— Begin LISTED RECORDS —

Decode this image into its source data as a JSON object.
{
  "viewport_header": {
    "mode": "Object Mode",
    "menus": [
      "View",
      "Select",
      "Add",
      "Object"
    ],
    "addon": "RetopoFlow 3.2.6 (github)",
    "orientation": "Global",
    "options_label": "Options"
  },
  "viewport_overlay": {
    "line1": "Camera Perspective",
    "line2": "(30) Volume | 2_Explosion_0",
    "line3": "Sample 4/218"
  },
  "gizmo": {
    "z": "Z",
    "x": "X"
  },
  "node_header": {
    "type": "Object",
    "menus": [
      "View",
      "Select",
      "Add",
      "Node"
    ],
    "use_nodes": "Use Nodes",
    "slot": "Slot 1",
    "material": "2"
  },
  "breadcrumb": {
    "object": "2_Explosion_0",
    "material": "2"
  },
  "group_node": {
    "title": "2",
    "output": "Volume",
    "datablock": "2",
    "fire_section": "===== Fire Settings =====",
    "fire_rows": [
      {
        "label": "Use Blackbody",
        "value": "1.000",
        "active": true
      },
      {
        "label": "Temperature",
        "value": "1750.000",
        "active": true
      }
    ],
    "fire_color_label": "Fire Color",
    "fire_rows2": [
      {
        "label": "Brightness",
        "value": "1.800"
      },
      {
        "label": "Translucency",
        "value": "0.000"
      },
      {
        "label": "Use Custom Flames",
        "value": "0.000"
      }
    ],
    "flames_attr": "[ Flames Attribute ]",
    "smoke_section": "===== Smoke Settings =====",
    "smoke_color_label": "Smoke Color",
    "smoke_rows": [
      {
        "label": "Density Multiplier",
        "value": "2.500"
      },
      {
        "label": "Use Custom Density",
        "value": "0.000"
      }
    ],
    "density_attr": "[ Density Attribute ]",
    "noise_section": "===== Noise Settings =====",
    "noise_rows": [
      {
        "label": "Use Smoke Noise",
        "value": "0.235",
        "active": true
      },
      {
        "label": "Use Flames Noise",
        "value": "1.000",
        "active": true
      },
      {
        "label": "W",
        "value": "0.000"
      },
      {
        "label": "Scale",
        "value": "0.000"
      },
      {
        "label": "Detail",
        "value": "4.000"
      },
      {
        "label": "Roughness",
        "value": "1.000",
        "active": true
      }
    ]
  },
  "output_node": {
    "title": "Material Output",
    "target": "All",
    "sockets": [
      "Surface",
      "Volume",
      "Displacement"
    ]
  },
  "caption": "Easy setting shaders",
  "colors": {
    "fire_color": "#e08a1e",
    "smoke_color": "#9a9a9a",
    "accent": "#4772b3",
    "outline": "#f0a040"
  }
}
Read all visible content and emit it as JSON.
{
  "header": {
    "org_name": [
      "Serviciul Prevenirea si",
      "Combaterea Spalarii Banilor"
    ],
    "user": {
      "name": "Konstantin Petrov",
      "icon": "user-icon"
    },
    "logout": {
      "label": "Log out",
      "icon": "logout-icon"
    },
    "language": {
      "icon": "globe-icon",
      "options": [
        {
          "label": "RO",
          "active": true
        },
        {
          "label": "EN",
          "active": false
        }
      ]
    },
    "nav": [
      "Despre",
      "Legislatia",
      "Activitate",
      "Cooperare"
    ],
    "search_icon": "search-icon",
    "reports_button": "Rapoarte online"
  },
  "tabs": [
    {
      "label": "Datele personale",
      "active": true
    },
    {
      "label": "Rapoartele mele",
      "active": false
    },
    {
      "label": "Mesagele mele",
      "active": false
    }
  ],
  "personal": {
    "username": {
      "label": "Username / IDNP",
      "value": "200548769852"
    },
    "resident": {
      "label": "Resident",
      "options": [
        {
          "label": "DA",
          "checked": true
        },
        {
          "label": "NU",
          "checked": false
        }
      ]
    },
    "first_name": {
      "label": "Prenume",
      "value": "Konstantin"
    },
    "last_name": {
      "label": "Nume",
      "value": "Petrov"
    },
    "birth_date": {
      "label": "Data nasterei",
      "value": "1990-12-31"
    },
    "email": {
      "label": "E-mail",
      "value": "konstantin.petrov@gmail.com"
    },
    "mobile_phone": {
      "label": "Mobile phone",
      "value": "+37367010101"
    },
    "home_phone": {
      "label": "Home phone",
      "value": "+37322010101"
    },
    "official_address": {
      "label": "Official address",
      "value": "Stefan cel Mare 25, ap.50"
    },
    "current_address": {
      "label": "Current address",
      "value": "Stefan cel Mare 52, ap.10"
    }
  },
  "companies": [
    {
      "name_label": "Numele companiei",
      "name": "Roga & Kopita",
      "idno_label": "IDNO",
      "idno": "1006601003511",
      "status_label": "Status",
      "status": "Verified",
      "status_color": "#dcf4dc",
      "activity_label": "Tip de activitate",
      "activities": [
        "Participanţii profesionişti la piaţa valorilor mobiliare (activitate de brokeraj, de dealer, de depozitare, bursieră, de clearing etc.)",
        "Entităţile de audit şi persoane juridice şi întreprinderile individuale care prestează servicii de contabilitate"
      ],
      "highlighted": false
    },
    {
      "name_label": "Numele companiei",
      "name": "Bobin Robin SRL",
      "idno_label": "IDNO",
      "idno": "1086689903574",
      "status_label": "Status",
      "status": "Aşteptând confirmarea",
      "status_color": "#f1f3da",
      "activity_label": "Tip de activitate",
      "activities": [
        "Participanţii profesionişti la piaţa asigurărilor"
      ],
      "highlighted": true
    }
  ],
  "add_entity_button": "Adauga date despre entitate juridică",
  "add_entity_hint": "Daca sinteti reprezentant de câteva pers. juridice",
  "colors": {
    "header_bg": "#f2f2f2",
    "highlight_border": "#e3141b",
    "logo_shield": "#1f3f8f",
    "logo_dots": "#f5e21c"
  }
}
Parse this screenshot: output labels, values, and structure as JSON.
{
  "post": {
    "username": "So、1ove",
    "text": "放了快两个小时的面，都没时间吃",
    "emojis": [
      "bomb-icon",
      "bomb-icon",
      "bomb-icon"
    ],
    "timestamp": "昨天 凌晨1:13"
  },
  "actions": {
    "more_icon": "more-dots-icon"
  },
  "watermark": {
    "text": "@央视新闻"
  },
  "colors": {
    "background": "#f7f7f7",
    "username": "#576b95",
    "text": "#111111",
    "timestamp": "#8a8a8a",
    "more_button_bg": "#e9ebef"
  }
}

— End LISTED RECORDS —

Write out all of the records once more, exactly.

Decode this image into its source data as a JSON object.
{
  "viewport_header": {
    "mode": "Object Mode",
    "menus": [
      "View",
      "Select",
      "Add",
      "Object"
    ],
    "addon": "RetopoFlow 3.2.6 (github)",
    "orientation": "Global",
    "options_label": "Options"
  },
  "viewport_overlay": {
    "line1": "Camera Perspective",
    "line2": "(30) Volume | 2_Explosion_0",
    "line3": "Sample 4/218"
  },
  "gizmo": {
    "z": "Z",
    "x": "X"
  },
  "node_header": {
    "type": "Object",
    "menus": [
      "View",
      "Select",
      "Add",
      "Node"
    ],
    "use_nodes": "Use Nodes",
    "slot": "Slot 1",
    "material": "2"
  },
  "breadcrumb": {
    "object": "2_Explosion_0",
    "material": "2"
  },
  "group_node": {
    "title": "2",
    "output": "Volume",
    "datablock": "2",
    "fire_section": "===== Fire Settings =====",
    "fire_rows": [
      {
        "label": "Use Blackbody",
        "value": "1.000",
        "active": true
      },
      {
        "label": "Temperature",
        "value": "1750.000",
        "active": true
      }
    ],
    "fire_color_label": "Fire Color",
    "fire_rows2": [
      {
        "label": "Brightness",
        "value": "1.800"
      },
      {
        "label": "Translucency",
        "value": "0.000"
      },
      {
        "label": "Use Custom Flames",
        "value": "0.000"
      }
    ],
    "flames_attr": "[ Flames Attribute ]",
    "smoke_section": "===== Smoke Settings =====",
    "smoke_color_label": "Smoke Color",
    "smoke_rows": [
      {
        "label": "Density Multiplier",
        "value": "2.500"
      },
      {
        "label": "Use Custom Density",
        "value": "0.000"
      }
    ],
    "density_attr": "[ Density Attribute ]",
    "noise_section": "===== Noise Settings =====",
    "noise_rows": [
      {
        "label": "Use Smoke Noise",
        "value": "0.235",
        "active": true
      },
      {
        "label": "Use Flames Noise",
        "value": "1.000",
        "active": true
      },
      {
        "label": "W",
        "value": "0.000"
      },
      {
        "label": "Scale",
        "value": "0.000"
      },
      {
        "label": "Detail",
        "value": "4.000"
      },
      {
        "label": "Roughness",
        "value": "1.000",
        "active": true
      }
    ]
  },
  "output_node": {
    "title": "Material Output",
    "target": "All",
    "sockets": [
      "Surface",
      "Volume",
      "Displacement"
    ]
  },
  "caption": "Easy setting shaders",
  "colors": {
    "fire_color": "#e08a1e",
    "smoke_color": "#9a9a9a",
    "accent": "#4772b3",
    "outline": "#f0a040"
  }
}
Read all visible content and emit it as JSON.
{
  "header": {
    "org_name": [
      "Serviciul Prevenirea si",
      "Combaterea Spalarii Banilor"
    ],
    "user": {
      "name": "Konstantin Petrov",
      "icon": "user-icon"
    },
    "logout": {
      "label": "Log out",
      "icon": "logout-icon"
    },
    "language": {
      "icon": "globe-icon",
      "options": [
        {
          "label": "RO",
          "active": true
        },
        {
          "label": "EN",
          "active": false
        }
      ]
    },
    "nav": [
      "Despre",
      "Legislatia",
      "Activitate",
      "Cooperare"
    ],
    "search_icon": "search-icon",
    "reports_button": "Rapoarte online"
  },
  "tabs": [
    {
      "label": "Datele personale",
      "active": true
    },
    {
      "label": "Rapoartele mele",
      "active": false
    },
    {
      "label": "Mesagele mele",
      "active": false
    }
  ],
  "personal": {
    "username": {
      "label": "Username / IDNP",
      "value": "200548769852"
    },
    "resident": {
      "label": "Resident",
      "options": [
        {
          "label": "DA",
          "checked": true
        },
        {
          "label": "NU",
          "checked": false
        }
      ]
    },
    "first_name": {
      "label": "Prenume",
      "value": "Konstantin"
    },
    "last_name": {
      "label": "Nume",
      "value": "Petrov"
    },
    "birth_date": {
      "label": "Data nasterei",
      "value": "1990-12-31"
    },
    "email": {
      "label": "E-mail",
      "value": "konstantin.petrov@gmail.com"
    },
    "mobile_phone": {
      "label": "Mobile phone",
      "value": "+37367010101"
    },
    "home_phone": {
      "label": "Home phone",
      "value": "+37322010101"
    },
    "official_address": {
      "label": "Official address",
      "value": "Stefan cel Mare 25, ap.50"
    },
    "current_address": {
      "label": "Current address",
      "value": "Stefan cel Mare 52, ap.10"
    }
  },
  "companies": [
    {
      "name_label": "Numele companiei",
      "name": "Roga & Kopita",
      "idno_label": "IDNO",
      "idno": "1006601003511",
      "status_label": "Status",
      "status": "Verified",
      "status_color": "#dcf4dc",
      "activity_label": "Tip de activitate",
      "activities": [
        "Participanţii profesionişti la piaţa valorilor mobiliare (activitate de brokeraj, de dealer, de depozitare, bursieră, de clearing etc.)",
        "Entităţile de audit şi persoane juridice şi întreprinderile individuale care prestează servicii de contabilitate"
      ],
      "highlighted": false
    },
    {
      "name_label": "Numele companiei",
      "name": "Bobin Robin SRL",
      "idno_label": "IDNO",
      "idno": "1086689903574",
      "status_label": "Status",
      "status": "Aşteptând confirmarea",
      "status_color": "#f1f3da",
      "activity_label": "Tip de activitate",
      "activities": [
        "Participanţii profesionişti la piaţa asigurărilor"
      ],
      "highlighted": true
    }
  ],
  "add_entity_button": "Adauga date despre entitate juridică",
  "add_entity_hint": "Daca sinteti reprezentant de câteva pers. juridice",
  "colors": {
    "header_bg": "#f2f2f2",
    "highlight_border": "#e3141b",
    "logo_shield": "#1f3f8f",
    "logo_dots": "#f5e21c"
  }
}
Parse this screenshot: output labels, values, and structure as JSON.
{
  "post": {
    "username": "So、1ove",
    "text": "放了快两个小时的面，都没时间吃",
    "emojis": [
      "bomb-icon",
      "bomb-icon",
      "bomb-icon"
    ],
    "timestamp": "昨天 凌晨1:13"
  },
  "actions": {
    "more_icon": "more-dots-icon"
  },
  "watermark": {
    "text": "@央视新闻"
  },
  "colors": {
    "background": "#f7f7f7",
    "username": "#576b95",
    "text": "#111111",
    "timestamp": "#8a8a8a",
    "more_button_bg": "#e9ebef"
  }
}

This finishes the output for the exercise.